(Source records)
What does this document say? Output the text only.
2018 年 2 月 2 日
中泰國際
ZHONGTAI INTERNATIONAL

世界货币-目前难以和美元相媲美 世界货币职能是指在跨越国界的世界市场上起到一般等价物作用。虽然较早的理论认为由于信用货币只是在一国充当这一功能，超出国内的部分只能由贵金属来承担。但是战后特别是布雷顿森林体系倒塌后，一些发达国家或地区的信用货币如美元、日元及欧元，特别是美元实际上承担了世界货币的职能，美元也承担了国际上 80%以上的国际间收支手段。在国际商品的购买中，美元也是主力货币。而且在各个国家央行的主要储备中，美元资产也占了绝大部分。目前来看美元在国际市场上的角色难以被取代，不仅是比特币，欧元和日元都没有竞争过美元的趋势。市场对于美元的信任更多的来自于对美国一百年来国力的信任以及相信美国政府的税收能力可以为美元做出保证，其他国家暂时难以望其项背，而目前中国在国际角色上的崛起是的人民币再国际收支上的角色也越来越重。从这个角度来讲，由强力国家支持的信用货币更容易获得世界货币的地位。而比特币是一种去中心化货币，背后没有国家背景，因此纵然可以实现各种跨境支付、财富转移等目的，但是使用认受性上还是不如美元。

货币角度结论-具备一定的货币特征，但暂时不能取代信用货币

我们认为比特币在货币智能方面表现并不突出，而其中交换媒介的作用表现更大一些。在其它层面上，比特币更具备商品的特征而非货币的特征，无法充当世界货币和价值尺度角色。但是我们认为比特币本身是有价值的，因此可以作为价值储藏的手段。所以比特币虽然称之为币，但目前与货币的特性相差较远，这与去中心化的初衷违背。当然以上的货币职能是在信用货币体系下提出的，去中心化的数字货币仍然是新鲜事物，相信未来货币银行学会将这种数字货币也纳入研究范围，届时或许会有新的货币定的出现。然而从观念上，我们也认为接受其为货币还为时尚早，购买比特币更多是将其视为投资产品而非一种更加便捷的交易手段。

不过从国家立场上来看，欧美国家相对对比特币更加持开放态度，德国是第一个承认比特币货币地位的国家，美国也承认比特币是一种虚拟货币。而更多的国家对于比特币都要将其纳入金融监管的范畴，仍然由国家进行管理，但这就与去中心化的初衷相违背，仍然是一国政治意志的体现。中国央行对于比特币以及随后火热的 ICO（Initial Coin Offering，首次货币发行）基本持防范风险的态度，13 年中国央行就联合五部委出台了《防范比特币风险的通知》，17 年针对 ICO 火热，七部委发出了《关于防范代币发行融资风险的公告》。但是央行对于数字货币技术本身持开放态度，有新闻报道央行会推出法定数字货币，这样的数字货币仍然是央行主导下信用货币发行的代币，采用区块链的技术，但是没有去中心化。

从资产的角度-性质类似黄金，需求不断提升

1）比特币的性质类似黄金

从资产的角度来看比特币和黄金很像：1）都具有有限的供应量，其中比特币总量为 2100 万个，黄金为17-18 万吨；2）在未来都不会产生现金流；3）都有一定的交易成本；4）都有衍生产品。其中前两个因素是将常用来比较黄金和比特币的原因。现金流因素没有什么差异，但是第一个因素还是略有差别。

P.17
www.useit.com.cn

**Task directions**
All entries shown above should be printed again exactly.

**The output**
What does this document say? Output the text only.
2018 年 2 月 2 日
中泰國際
ZHONGTAI INTERNATIONAL

世界货币-目前难以和美元相媲美 世界货币职能是指在跨越国界的世界市场上起到一般等价物作用。虽然较早的理论认为由于信用货币只是在一国充当这一功能，超出国内的部分只能由贵金属来承担。但是战后特别是布雷顿森林体系倒塌后，一些发达国家或地区的信用货币如美元、日元及欧元，特别是美元实际上承担了世界货币的职能，美元也承担了国际上 80%以上的国际间收支手段。在国际商品的购买中，美元也是主力货币。而且在各个国家央行的主要储备中，美元资产也占了绝大部分。目前来看美元在国际市场上的角色难以被取代，不仅是比特币，欧元和日元都没有竞争过美元的趋势。市场对于美元的信任更多的来自于对美国一百年来国力的信任以及相信美国政府的税收能力可以为美元做出保证，其他国家暂时难以望其项背，而目前中国在国际角色上的崛起是的人民币再国际收支上的角色也越来越重。从这个角度来讲，由强力国家支持的信用货币更容易获得世界货币的地位。而比特币是一种去中心化货币，背后没有国家背景，因此纵然可以实现各种跨境支付、财富转移等目的，但是使用认受性上还是不如美元。

货币角度结论-具备一定的货币特征，但暂时不能取代信用货币

我们认为比特币在货币智能方面表现并不突出，而其中交换媒介的作用表现更大一些。在其它层面上，比特币更具备商品的特征而非货币的特征，无法充当世界货币和价值尺度角色。但是我们认为比特币本身是有价值的，因此可以作为价值储藏的手段。所以比特币虽然称之为币，但目前与货币的特性相差较远，这与去中心化的初衷违背。当然以上的货币职能是在信用货币体系下提出的，去中心化的数字货币仍然是新鲜事物，相信未来货币银行学会将这种数字货币也纳入研究范围，届时或许会有新的货币定的出现。然而从观念上，我们也认为接受其为货币还为时尚早，购买比特币更多是将其视为投资产品而非一种更加便捷的交易手段。

不过从国家立场上来看，欧美国家相对对比特币更加持开放态度，德国是第一个承认比特币货币地位的国家，美国也承认比特币是一种虚拟货币。而更多的国家对于比特币都要将其纳入金融监管的范畴，仍然由国家进行管理，但这就与去中心化的初衷相违背，仍然是一国政治意志的体现。中国央行对于比特币以及随后火热的 ICO（Initial Coin Offering，首次货币发行）基本持防范风险的态度，13 年中国央行就联合五部委出台了《防范比特币风险的通知》，17 年针对 ICO 火热，七部委发出了《关于防范代币发行融资风险的公告》。但是央行对于数字货币技术本身持开放态度，有新闻报道央行会推出法定数字货币，这样的数字货币仍然是央行主导下信用货币发行的代币，采用区块链的技术，但是没有去中心化。

从资产的角度-性质类似黄金，需求不断提升

1）比特币的性质类似黄金

从资产的角度来看比特币和黄金很像：1）都具有有限的供应量，其中比特币总量为 2100 万个，黄金为17-18 万吨；2）在未来都不会产生现金流；3）都有一定的交易成本；4）都有衍生产品。其中前两个因素是将常用来比较黄金和比特币的原因。现金流因素没有什么差异，但是第一个因素还是略有差别。

P.17
www.useit.com.cn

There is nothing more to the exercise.